* [Prompt]
Drop the pictures from the entries below, then reproduce the rest exactly.

Stored dataset items:
****
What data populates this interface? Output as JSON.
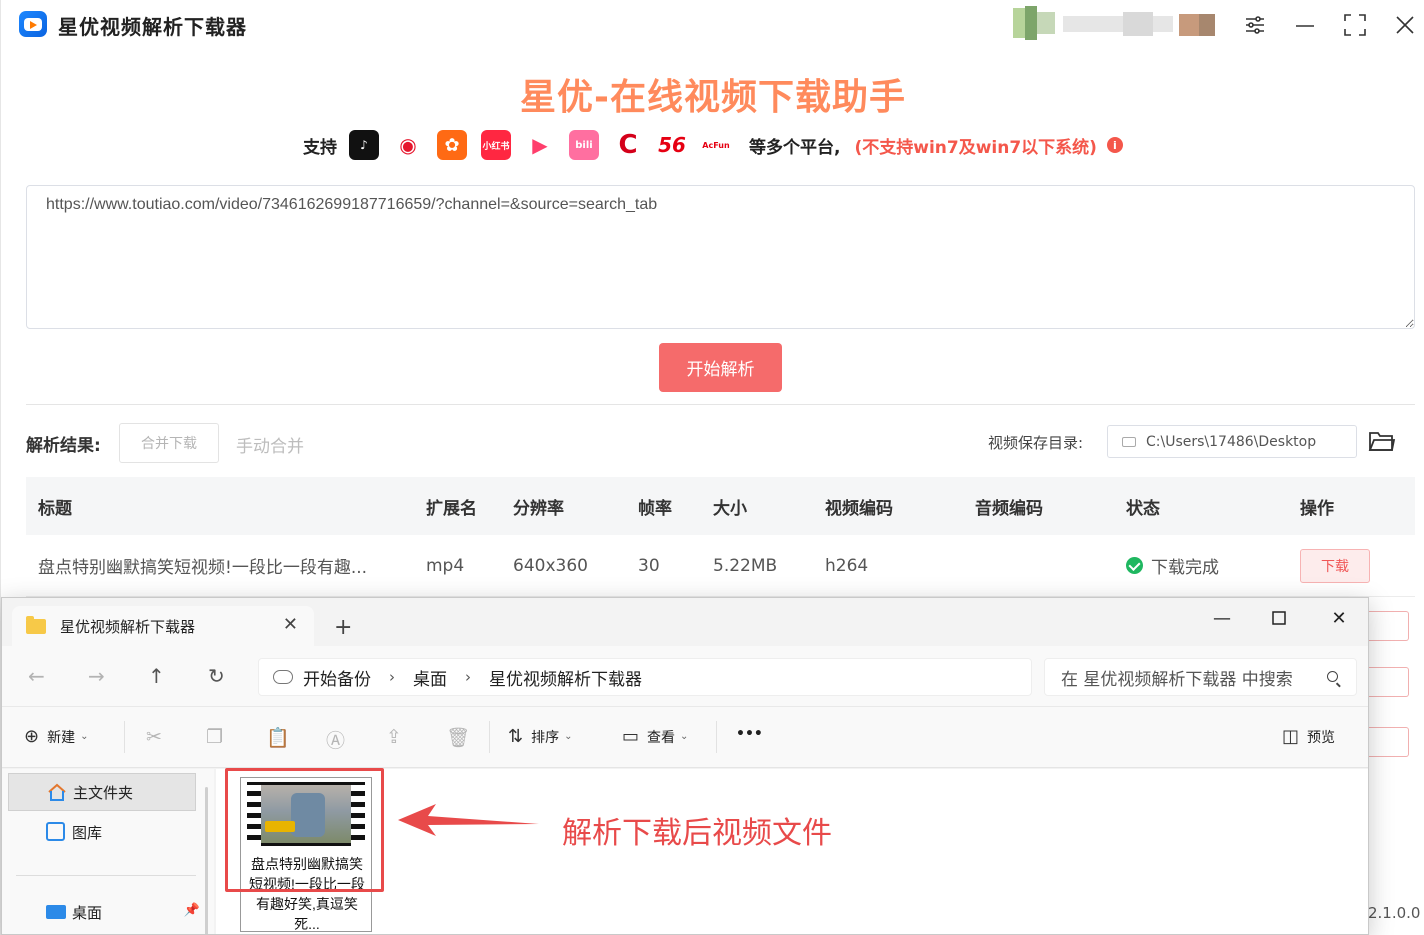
{
  "app": {
    "title": "星优视频解析下载器",
    "headline": "星优-在线视频下载助手",
    "support_label": "支持",
    "support_more": "等多个平台,",
    "support_warning": "(不支持win7及win7以下系统)",
    "platforms": [
      {
        "name": "tiktok-icon",
        "color": "#111111",
        "glyph": "♪"
      },
      {
        "name": "weibo-icon",
        "color": "#f5a623",
        "glyph": "◉"
      },
      {
        "name": "kuaishou-icon",
        "color": "#ff6a14",
        "glyph": "✿"
      },
      {
        "name": "xiaohongshu-icon",
        "color": "#ff2741",
        "glyph": "小红书"
      },
      {
        "name": "xigua-icon",
        "color": "#ffffff",
        "glyph": "▶"
      },
      {
        "name": "bilibili-icon",
        "color": "#ff6fa0",
        "glyph": "bili"
      },
      {
        "name": "cntv-icon",
        "color": "#ffffff",
        "glyph": "C"
      },
      {
        "name": "56-icon",
        "color": "#ffffff",
        "glyph": "56"
      },
      {
        "name": "acfun-icon",
        "color": "#ffffff",
        "glyph": "AcFun"
      }
    ],
    "url_value": "https://www.toutiao.com/video/7346162699187716659/?channel=&source=search_tab",
    "parse_button": "开始解析",
    "result_label": "解析结果:",
    "merge_download": "合并下载",
    "manual_merge": "手动合并",
    "save_dir_label": "视频保存目录:",
    "save_dir_value": "C:\\Users\\17486\\Desktop",
    "version": "2.1.0.0",
    "colors": {
      "accent": "#f56b6b",
      "headline": "#ff8a5c",
      "success": "#1fb760"
    }
  },
  "table": {
    "headers": {
      "title": "标题",
      "ext": "扩展名",
      "resolution": "分辨率",
      "fps": "帧率",
      "size": "大小",
      "vcodec": "视频编码",
      "acodec": "音频编码",
      "status": "状态",
      "op": "操作"
    },
    "rows": [
      {
        "title": "盘点特别幽默搞笑短视频!一段比一段有趣...",
        "ext": "mp4",
        "resolution": "640x360",
        "fps": "30",
        "size": "5.22MB",
        "vcodec": "h264",
        "acodec": "",
        "status": "下载完成",
        "op": "下载"
      }
    ]
  },
  "explorer": {
    "tab_title": "星优视频解析下载器",
    "breadcrumb": [
      "开始备份",
      "桌面",
      "星优视频解析下载器"
    ],
    "search_placeholder": "在 星优视频解析下载器 中搜索",
    "toolbar": {
      "new": "新建",
      "sort": "排序",
      "view": "查看",
      "more": "•••",
      "preview": "预览"
    },
    "sidebar": {
      "home": "主文件夹",
      "gallery": "图库",
      "desktop": "桌面"
    },
    "file": {
      "name": "盘点特别幽默搞笑短视频!一段比一段有趣好笑,真逗笑死..."
    }
  },
  "annotation": {
    "text": "解析下载后视频文件"
  }
}
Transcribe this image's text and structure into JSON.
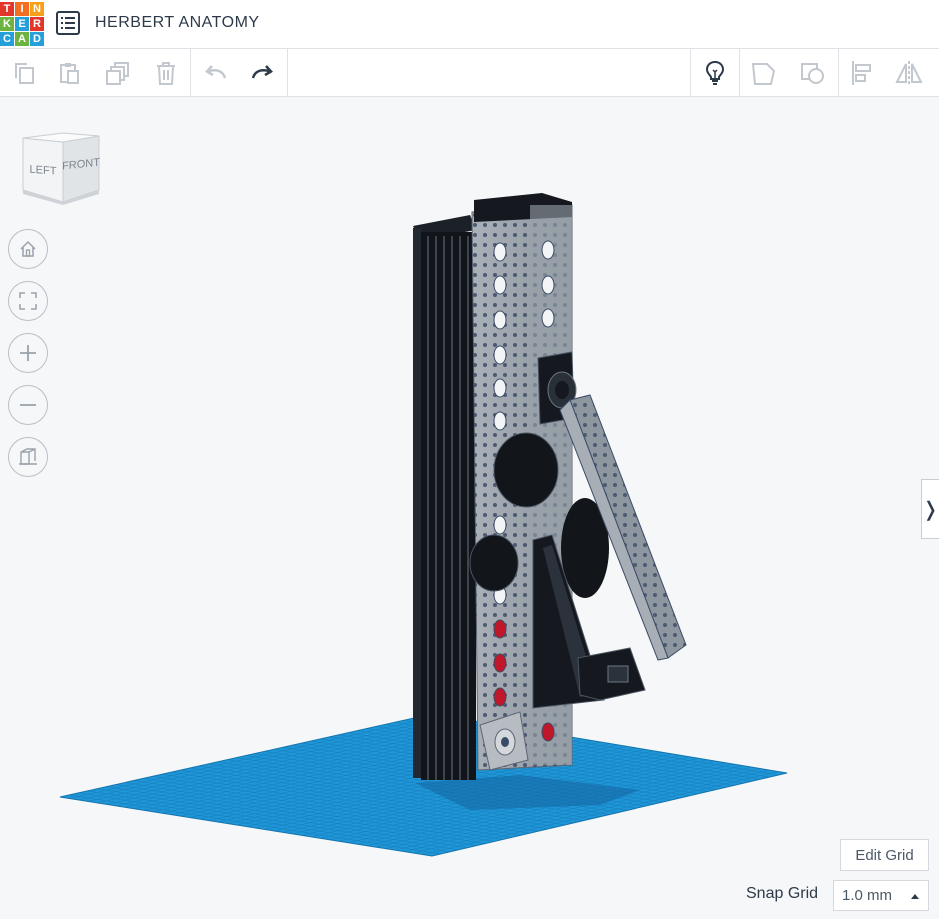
{
  "header": {
    "logo_letters": [
      "T",
      "I",
      "N",
      "K",
      "E",
      "R",
      "C",
      "A",
      "D"
    ],
    "logo_colors": [
      "#e4352b",
      "#f16e22",
      "#f6a01a",
      "#6db33f",
      "#25a0da",
      "#e4352b",
      "#25a0da",
      "#6db33f",
      "#25a0da"
    ],
    "title": "HERBERT ANATOMY"
  },
  "toolbar": {
    "items": [
      {
        "name": "copy-icon",
        "enabled": false
      },
      {
        "name": "paste-icon",
        "enabled": false
      },
      {
        "name": "duplicate-icon",
        "enabled": false
      },
      {
        "name": "delete-icon",
        "enabled": false
      },
      {
        "name": "undo-icon",
        "enabled": false
      },
      {
        "name": "redo-icon",
        "enabled": true
      },
      {
        "name": "lightbulb-icon",
        "enabled": true
      },
      {
        "name": "group-icon",
        "enabled": false
      },
      {
        "name": "ungroup-icon",
        "enabled": false
      },
      {
        "name": "align-icon",
        "enabled": false
      },
      {
        "name": "mirror-icon",
        "enabled": false
      }
    ]
  },
  "view_cube": {
    "left_label": "LEFT",
    "front_label": "FRONT"
  },
  "nav_controls": [
    "home-view-icon",
    "fit-all-icon",
    "zoom-in-icon",
    "zoom-out-icon",
    "perspective-icon"
  ],
  "workplane": {
    "grid_color": "#1e96d8",
    "grid_line_color": "#0f6fa8"
  },
  "right_panel_toggle": "❭",
  "footer": {
    "edit_grid_label": "Edit Grid",
    "snap_grid_label": "Snap Grid",
    "snap_grid_value": "1.0 mm"
  }
}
****
* [Completed task]
What data populates this interface? Output as JSON.
{
  "app": {
    "title": "星优视频解析下载器",
    "headline": "星优-在线视频下载助手",
    "support_label": "支持",
    "support_more": "等多个平台,",
    "support_warning": "(不支持win7及win7以下系统)",
    "platforms": [
      {
        "name": "tiktok-icon",
        "color": "#111111",
        "glyph": "♪"
      },
      {
        "name": "weibo-icon",
        "color": "#f5a623",
        "glyph": "◉"
      },
      {
        "name": "kuaishou-icon",
        "color": "#ff6a14",
        "glyph": "✿"
      },
      {
        "name": "xiaohongshu-icon",
        "color": "#ff2741",
        "glyph": "小红书"
      },
      {
        "name": "xigua-icon",
        "color": "#ffffff",
        "glyph": "▶"
      },
      {
        "name": "bilibili-icon",
        "color": "#ff6fa0",
        "glyph": "bili"
      },
      {
        "name": "cntv-icon",
        "color": "#ffffff",
        "glyph": "C"
      },
      {
        "name": "56-icon",
        "color": "#ffffff",
        "glyph": "56"
      },
      {
        "name": "acfun-icon",
        "color": "#ffffff",
        "glyph": "AcFun"
      }
    ],
    "url_value": "https://www.toutiao.com/video/7346162699187716659/?channel=&source=search_tab",
    "parse_button": "开始解析",
    "result_label": "解析结果:",
    "merge_download": "合并下载",
    "manual_merge": "手动合并",
    "save_dir_label": "视频保存目录:",
    "save_dir_value": "C:\\Users\\17486\\Desktop",
    "version": "2.1.0.0",
    "colors": {
      "accent": "#f56b6b",
      "headline": "#ff8a5c",
      "success": "#1fb760"
    }
  },
  "table": {
    "headers": {
      "title": "标题",
      "ext": "扩展名",
      "resolution": "分辨率",
      "fps": "帧率",
      "size": "大小",
      "vcodec": "视频编码",
      "acodec": "音频编码",
      "status": "状态",
      "op": "操作"
    },
    "rows": [
      {
        "title": "盘点特别幽默搞笑短视频!一段比一段有趣...",
        "ext": "mp4",
        "resolution": "640x360",
        "fps": "30",
        "size": "5.22MB",
        "vcodec": "h264",
        "acodec": "",
        "status": "下载完成",
        "op": "下载"
      }
    ]
  },
  "explorer": {
    "tab_title": "星优视频解析下载器",
    "breadcrumb": [
      "开始备份",
      "桌面",
      "星优视频解析下载器"
    ],
    "search_placeholder": "在 星优视频解析下载器 中搜索",
    "toolbar": {
      "new": "新建",
      "sort": "排序",
      "view": "查看",
      "more": "•••",
      "preview": "预览"
    },
    "sidebar": {
      "home": "主文件夹",
      "gallery": "图库",
      "desktop": "桌面"
    },
    "file": {
      "name": "盘点特别幽默搞笑短视频!一段比一段有趣好笑,真逗笑死..."
    }
  },
  "annotation": {
    "text": "解析下载后视频文件"
  }
}
Transcribe this image's text and structure into JSON.
{
  "header": {
    "logo_letters": [
      "T",
      "I",
      "N",
      "K",
      "E",
      "R",
      "C",
      "A",
      "D"
    ],
    "logo_colors": [
      "#e4352b",
      "#f16e22",
      "#f6a01a",
      "#6db33f",
      "#25a0da",
      "#e4352b",
      "#25a0da",
      "#6db33f",
      "#25a0da"
    ],
    "title": "HERBERT ANATOMY"
  },
  "toolbar": {
    "items": [
      {
        "name": "copy-icon",
        "enabled": false
      },
      {
        "name": "paste-icon",
        "enabled": false
      },
      {
        "name": "duplicate-icon",
        "enabled": false
      },
      {
        "name": "delete-icon",
        "enabled": false
      },
      {
        "name": "undo-icon",
        "enabled": false
      },
      {
        "name": "redo-icon",
        "enabled": true
      },
      {
        "name": "lightbulb-icon",
        "enabled": true
      },
      {
        "name": "group-icon",
        "enabled": false
      },
      {
        "name": "ungroup-icon",
        "enabled": false
      },
      {
        "name": "align-icon",
        "enabled": false
      },
      {
        "name": "mirror-icon",
        "enabled": false
      }
    ]
  },
  "view_cube": {
    "left_label": "LEFT",
    "front_label": "FRONT"
  },
  "nav_controls": [
    "home-view-icon",
    "fit-all-icon",
    "zoom-in-icon",
    "zoom-out-icon",
    "perspective-icon"
  ],
  "workplane": {
    "grid_color": "#1e96d8",
    "grid_line_color": "#0f6fa8"
  },
  "right_panel_toggle": "❭",
  "footer": {
    "edit_grid_label": "Edit Grid",
    "snap_grid_label": "Snap Grid",
    "snap_grid_value": "1.0 mm"
  }
}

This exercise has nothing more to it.